[Task objective] Transcribe the entries below exactly.

[Data section]

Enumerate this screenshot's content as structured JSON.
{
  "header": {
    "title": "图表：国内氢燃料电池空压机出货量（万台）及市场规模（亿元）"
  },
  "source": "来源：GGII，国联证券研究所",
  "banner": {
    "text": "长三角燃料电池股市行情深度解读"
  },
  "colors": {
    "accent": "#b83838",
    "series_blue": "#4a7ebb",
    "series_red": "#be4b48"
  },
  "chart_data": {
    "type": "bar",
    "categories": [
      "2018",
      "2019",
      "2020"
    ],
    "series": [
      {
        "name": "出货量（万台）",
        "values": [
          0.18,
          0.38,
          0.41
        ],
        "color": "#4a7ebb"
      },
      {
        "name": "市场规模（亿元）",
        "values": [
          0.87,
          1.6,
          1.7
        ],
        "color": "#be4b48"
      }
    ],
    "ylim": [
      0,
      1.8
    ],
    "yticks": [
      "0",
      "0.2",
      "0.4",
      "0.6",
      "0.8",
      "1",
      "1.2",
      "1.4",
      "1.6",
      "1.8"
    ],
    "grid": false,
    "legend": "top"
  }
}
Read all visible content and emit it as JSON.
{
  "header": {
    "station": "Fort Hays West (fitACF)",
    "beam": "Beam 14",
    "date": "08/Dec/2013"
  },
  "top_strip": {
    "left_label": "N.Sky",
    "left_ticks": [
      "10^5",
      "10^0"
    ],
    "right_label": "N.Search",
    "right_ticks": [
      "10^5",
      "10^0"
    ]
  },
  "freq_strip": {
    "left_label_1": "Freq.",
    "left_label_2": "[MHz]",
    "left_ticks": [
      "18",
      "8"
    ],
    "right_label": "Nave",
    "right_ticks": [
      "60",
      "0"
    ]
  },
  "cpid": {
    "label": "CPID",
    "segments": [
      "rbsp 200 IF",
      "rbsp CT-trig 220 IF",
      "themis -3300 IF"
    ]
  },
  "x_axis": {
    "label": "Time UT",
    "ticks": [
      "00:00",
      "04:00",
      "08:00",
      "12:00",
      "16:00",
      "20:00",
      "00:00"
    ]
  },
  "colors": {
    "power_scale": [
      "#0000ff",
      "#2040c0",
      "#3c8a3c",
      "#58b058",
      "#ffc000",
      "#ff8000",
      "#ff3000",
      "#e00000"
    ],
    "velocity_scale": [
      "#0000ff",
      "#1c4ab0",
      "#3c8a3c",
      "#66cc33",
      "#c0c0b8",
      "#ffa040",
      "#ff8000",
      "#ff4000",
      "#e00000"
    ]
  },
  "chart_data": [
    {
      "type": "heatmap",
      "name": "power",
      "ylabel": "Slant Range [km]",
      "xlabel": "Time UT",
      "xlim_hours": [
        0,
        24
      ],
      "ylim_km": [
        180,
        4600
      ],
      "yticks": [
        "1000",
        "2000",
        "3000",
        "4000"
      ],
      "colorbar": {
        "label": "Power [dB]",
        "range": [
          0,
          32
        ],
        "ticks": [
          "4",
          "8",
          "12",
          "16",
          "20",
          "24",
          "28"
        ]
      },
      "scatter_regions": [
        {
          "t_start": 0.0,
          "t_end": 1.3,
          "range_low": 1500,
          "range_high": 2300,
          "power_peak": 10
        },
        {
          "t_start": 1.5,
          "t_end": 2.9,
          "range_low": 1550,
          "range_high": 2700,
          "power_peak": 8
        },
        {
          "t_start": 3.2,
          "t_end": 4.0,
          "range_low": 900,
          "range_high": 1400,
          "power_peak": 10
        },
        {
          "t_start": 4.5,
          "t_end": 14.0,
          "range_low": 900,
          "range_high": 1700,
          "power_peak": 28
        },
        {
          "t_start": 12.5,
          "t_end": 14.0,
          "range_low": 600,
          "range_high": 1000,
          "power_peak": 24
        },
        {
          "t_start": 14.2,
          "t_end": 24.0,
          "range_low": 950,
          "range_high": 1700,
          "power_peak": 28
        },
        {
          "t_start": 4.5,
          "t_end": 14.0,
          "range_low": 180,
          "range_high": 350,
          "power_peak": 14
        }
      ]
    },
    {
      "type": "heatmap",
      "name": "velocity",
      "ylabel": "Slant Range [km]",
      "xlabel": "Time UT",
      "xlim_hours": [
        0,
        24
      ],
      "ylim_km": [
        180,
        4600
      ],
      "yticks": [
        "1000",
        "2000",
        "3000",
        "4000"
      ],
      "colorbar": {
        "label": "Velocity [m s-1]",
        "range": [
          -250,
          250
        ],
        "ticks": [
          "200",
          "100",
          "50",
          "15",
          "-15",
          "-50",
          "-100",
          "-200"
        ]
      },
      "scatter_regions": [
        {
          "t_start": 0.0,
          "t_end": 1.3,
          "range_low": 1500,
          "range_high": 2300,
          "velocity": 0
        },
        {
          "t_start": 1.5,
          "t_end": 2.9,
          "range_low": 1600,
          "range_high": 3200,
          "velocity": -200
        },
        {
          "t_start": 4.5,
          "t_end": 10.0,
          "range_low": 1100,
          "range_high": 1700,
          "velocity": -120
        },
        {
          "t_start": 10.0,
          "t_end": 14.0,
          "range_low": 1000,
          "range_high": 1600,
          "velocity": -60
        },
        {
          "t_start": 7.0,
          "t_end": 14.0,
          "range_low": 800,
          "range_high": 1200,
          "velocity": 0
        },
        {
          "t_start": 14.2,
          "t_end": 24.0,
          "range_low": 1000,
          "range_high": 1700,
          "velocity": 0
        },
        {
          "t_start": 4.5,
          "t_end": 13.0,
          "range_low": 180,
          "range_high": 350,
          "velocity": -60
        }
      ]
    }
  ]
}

[Output of the task]
Enumerate this screenshot's content as structured JSON.
{
  "header": {
    "title": "图表：国内氢燃料电池空压机出货量（万台）及市场规模（亿元）"
  },
  "source": "来源：GGII，国联证券研究所",
  "banner": {
    "text": "长三角燃料电池股市行情深度解读"
  },
  "colors": {
    "accent": "#b83838",
    "series_blue": "#4a7ebb",
    "series_red": "#be4b48"
  },
  "chart_data": {
    "type": "bar",
    "categories": [
      "2018",
      "2019",
      "2020"
    ],
    "series": [
      {
        "name": "出货量（万台）",
        "values": [
          0.18,
          0.38,
          0.41
        ],
        "color": "#4a7ebb"
      },
      {
        "name": "市场规模（亿元）",
        "values": [
          0.87,
          1.6,
          1.7
        ],
        "color": "#be4b48"
      }
    ],
    "ylim": [
      0,
      1.8
    ],
    "yticks": [
      "0",
      "0.2",
      "0.4",
      "0.6",
      "0.8",
      "1",
      "1.2",
      "1.4",
      "1.6",
      "1.8"
    ],
    "grid": false,
    "legend": "top"
  }
}
Read all visible content and emit it as JSON.
{
  "header": {
    "station": "Fort Hays West (fitACF)",
    "beam": "Beam 14",
    "date": "08/Dec/2013"
  },
  "top_strip": {
    "left_label": "N.Sky",
    "left_ticks": [
      "10^5",
      "10^0"
    ],
    "right_label": "N.Search",
    "right_ticks": [
      "10^5",
      "10^0"
    ]
  },
  "freq_strip": {
    "left_label_1": "Freq.",
    "left_label_2": "[MHz]",
    "left_ticks": [
      "18",
      "8"
    ],
    "right_label": "Nave",
    "right_ticks": [
      "60",
      "0"
    ]
  },
  "cpid": {
    "label": "CPID",
    "segments": [
      "rbsp 200 IF",
      "rbsp CT-trig 220 IF",
      "themis -3300 IF"
    ]
  },
  "x_axis": {
    "label": "Time UT",
    "ticks": [
      "00:00",
      "04:00",
      "08:00",
      "12:00",
      "16:00",
      "20:00",
      "00:00"
    ]
  },
  "colors": {
    "power_scale": [
      "#0000ff",
      "#2040c0",
      "#3c8a3c",
      "#58b058",
      "#ffc000",
      "#ff8000",
      "#ff3000",
      "#e00000"
    ],
    "velocity_scale": [
      "#0000ff",
      "#1c4ab0",
      "#3c8a3c",
      "#66cc33",
      "#c0c0b8",
      "#ffa040",
      "#ff8000",
      "#ff4000",
      "#e00000"
    ]
  },
  "chart_data": [
    {
      "type": "heatmap",
      "name": "power",
      "ylabel": "Slant Range [km]",
      "xlabel": "Time UT",
      "xlim_hours": [
        0,
        24
      ],
      "ylim_km": [
        180,
        4600
      ],
      "yticks": [
        "1000",
        "2000",
        "3000",
        "4000"
      ],
      "colorbar": {
        "label": "Power [dB]",
        "range": [
          0,
          32
        ],
        "ticks": [
          "4",
          "8",
          "12",
          "16",
          "20",
          "24",
          "28"
        ]
      },
      "scatter_regions": [
        {
          "t_start": 0.0,
          "t_end": 1.3,
          "range_low": 1500,
          "range_high": 2300,
          "power_peak": 10
        },
        {
          "t_start": 1.5,
          "t_end": 2.9,
          "range_low": 1550,
          "range_high": 2700,
          "power_peak": 8
        },
        {
          "t_start": 3.2,
          "t_end": 4.0,
          "range_low": 900,
          "range_high": 1400,
          "power_peak": 10
        },
        {
          "t_start": 4.5,
          "t_end": 14.0,
          "range_low": 900,
          "range_high": 1700,
          "power_peak": 28
        },
        {
          "t_start": 12.5,
          "t_end": 14.0,
          "range_low": 600,
          "range_high": 1000,
          "power_peak": 24
        },
        {
          "t_start": 14.2,
          "t_end": 24.0,
          "range_low": 950,
          "range_high": 1700,
          "power_peak": 28
        },
        {
          "t_start": 4.5,
          "t_end": 14.0,
          "range_low": 180,
          "range_high": 350,
          "power_peak": 14
        }
      ]
    },
    {
      "type": "heatmap",
      "name": "velocity",
      "ylabel": "Slant Range [km]",
      "xlabel": "Time UT",
      "xlim_hours": [
        0,
        24
      ],
      "ylim_km": [
        180,
        4600
      ],
      "yticks": [
        "1000",
        "2000",
        "3000",
        "4000"
      ],
      "colorbar": {
        "label": "Velocity [m s-1]",
        "range": [
          -250,
          250
        ],
        "ticks": [
          "200",
          "100",
          "50",
          "15",
          "-15",
          "-50",
          "-100",
          "-200"
        ]
      },
      "scatter_regions": [
        {
          "t_start": 0.0,
          "t_end": 1.3,
          "range_low": 1500,
          "range_high": 2300,
          "velocity": 0
        },
        {
          "t_start": 1.5,
          "t_end": 2.9,
          "range_low": 1600,
          "range_high": 3200,
          "velocity": -200
        },
        {
          "t_start": 4.5,
          "t_end": 10.0,
          "range_low": 1100,
          "range_high": 1700,
          "velocity": -120
        },
        {
          "t_start": 10.0,
          "t_end": 14.0,
          "range_low": 1000,
          "range_high": 1600,
          "velocity": -60
        },
        {
          "t_start": 7.0,
          "t_end": 14.0,
          "range_low": 800,
          "range_high": 1200,
          "velocity": 0
        },
        {
          "t_start": 14.2,
          "t_end": 24.0,
          "range_low": 1000,
          "range_high": 1700,
          "velocity": 0
        },
        {
          "t_start": 4.5,
          "t_end": 13.0,
          "range_low": 180,
          "range_high": 350,
          "velocity": -60
        }
      ]
    }
  ]
}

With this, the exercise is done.